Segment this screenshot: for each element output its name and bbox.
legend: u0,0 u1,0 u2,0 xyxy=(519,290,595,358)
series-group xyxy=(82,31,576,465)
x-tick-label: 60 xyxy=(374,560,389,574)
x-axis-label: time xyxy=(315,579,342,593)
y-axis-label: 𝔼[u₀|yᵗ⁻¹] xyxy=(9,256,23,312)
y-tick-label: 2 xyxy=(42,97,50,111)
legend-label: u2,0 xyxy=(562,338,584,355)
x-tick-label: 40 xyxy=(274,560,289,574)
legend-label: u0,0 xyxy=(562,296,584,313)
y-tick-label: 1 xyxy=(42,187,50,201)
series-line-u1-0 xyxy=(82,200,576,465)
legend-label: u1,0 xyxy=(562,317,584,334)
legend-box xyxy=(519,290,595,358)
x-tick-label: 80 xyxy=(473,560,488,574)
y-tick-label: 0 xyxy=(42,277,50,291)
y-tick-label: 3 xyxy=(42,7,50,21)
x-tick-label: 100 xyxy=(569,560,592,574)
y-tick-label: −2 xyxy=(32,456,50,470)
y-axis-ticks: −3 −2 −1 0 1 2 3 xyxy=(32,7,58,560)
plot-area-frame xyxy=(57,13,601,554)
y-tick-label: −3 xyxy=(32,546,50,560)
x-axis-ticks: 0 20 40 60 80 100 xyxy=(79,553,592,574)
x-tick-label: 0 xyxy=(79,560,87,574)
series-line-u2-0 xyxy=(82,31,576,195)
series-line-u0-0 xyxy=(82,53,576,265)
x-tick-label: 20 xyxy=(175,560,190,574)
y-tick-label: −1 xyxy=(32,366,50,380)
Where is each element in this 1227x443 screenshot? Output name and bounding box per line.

* * * * * * *

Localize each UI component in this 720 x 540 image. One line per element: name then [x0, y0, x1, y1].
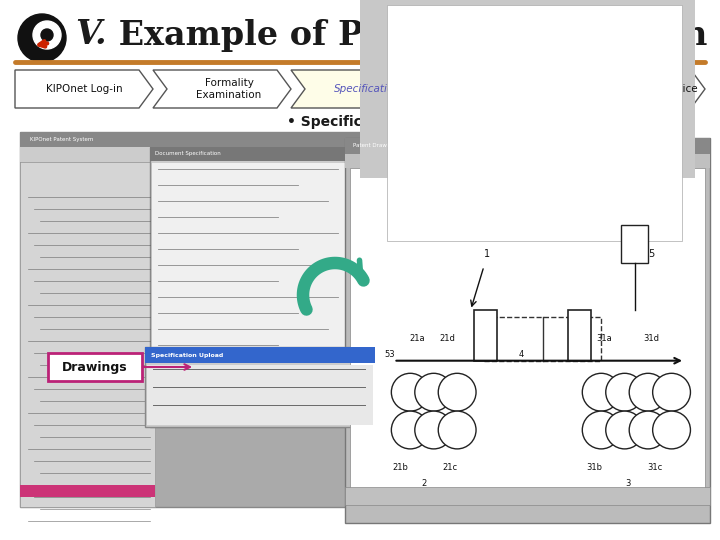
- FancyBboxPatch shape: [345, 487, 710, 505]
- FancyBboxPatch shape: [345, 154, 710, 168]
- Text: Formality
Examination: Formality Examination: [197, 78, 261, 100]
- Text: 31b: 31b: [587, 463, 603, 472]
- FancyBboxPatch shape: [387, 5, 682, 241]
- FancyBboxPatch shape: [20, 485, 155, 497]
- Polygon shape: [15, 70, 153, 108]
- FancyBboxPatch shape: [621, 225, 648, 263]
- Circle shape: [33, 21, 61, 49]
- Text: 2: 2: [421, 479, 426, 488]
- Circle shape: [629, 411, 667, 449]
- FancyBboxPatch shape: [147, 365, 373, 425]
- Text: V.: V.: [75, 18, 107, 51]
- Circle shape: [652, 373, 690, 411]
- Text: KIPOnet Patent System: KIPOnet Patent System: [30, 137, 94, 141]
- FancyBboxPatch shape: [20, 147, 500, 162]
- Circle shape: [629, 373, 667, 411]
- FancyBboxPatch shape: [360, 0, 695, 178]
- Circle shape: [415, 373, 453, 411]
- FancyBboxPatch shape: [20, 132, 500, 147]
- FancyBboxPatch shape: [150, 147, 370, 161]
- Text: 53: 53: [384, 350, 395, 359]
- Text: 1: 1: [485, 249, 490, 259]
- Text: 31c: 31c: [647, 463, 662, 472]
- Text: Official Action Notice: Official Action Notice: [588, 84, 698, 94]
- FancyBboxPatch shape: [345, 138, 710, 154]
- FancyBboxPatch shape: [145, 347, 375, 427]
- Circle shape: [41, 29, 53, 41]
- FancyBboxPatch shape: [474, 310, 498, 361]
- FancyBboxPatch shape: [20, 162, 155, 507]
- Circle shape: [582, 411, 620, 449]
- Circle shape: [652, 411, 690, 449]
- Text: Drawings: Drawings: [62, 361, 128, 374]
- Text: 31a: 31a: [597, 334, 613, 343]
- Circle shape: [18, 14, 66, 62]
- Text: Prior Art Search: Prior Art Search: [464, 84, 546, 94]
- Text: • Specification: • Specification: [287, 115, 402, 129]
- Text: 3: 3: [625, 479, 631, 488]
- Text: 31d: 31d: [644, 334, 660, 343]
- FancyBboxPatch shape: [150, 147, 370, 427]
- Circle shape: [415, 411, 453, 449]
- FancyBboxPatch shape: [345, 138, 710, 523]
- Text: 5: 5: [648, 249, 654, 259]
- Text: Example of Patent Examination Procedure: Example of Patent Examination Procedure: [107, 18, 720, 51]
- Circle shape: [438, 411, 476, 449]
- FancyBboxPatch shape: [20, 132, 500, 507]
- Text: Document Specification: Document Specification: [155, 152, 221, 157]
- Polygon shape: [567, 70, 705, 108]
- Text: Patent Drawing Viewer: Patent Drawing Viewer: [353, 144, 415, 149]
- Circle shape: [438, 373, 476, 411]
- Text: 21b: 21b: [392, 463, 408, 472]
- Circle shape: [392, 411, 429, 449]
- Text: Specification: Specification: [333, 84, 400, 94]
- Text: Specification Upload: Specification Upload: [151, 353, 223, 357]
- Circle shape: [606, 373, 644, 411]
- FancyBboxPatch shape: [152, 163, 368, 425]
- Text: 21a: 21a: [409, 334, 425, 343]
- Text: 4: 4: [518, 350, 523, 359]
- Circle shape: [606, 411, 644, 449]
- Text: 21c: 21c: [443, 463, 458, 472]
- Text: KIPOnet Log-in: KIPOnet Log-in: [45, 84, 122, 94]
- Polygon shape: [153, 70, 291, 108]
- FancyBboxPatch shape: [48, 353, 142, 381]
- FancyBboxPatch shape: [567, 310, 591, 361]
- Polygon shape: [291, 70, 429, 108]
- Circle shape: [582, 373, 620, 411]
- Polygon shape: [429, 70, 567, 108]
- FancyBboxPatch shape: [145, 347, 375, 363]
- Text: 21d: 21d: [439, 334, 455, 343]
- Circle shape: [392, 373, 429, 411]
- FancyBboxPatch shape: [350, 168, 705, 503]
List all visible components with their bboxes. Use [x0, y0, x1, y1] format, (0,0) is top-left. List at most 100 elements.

* * * * * * *

Format everything from the line containing "- FancyBboxPatch shape: [345, 487, 710, 505]" down to the line containing "- FancyBboxPatch shape: [147, 365, 373, 425]" as a JSON list of strings, one string per line, leaving out blank lines.

§ FULL ANSWER
[
  "- FancyBboxPatch shape: [345, 487, 710, 505]",
  "- FancyBboxPatch shape: [345, 154, 710, 168]",
  "- Text: Formality",
  "Examination: Formality Examination: [197, 78, 261, 100]",
  "- Text: 31b: 31b: [587, 463, 603, 472]",
  "- FancyBboxPatch shape: [387, 5, 682, 241]",
  "- FancyBboxPatch shape: [20, 485, 155, 497]",
  "- Polygon shape: [15, 70, 153, 108]",
  "- FancyBboxPatch shape: [621, 225, 648, 263]",
  "- Circle shape: [33, 21, 61, 49]",
  "- Text: 2: 2: [421, 479, 426, 488]",
  "- Circle shape: [629, 411, 667, 449]",
  "- FancyBboxPatch shape: [147, 365, 373, 425]"
]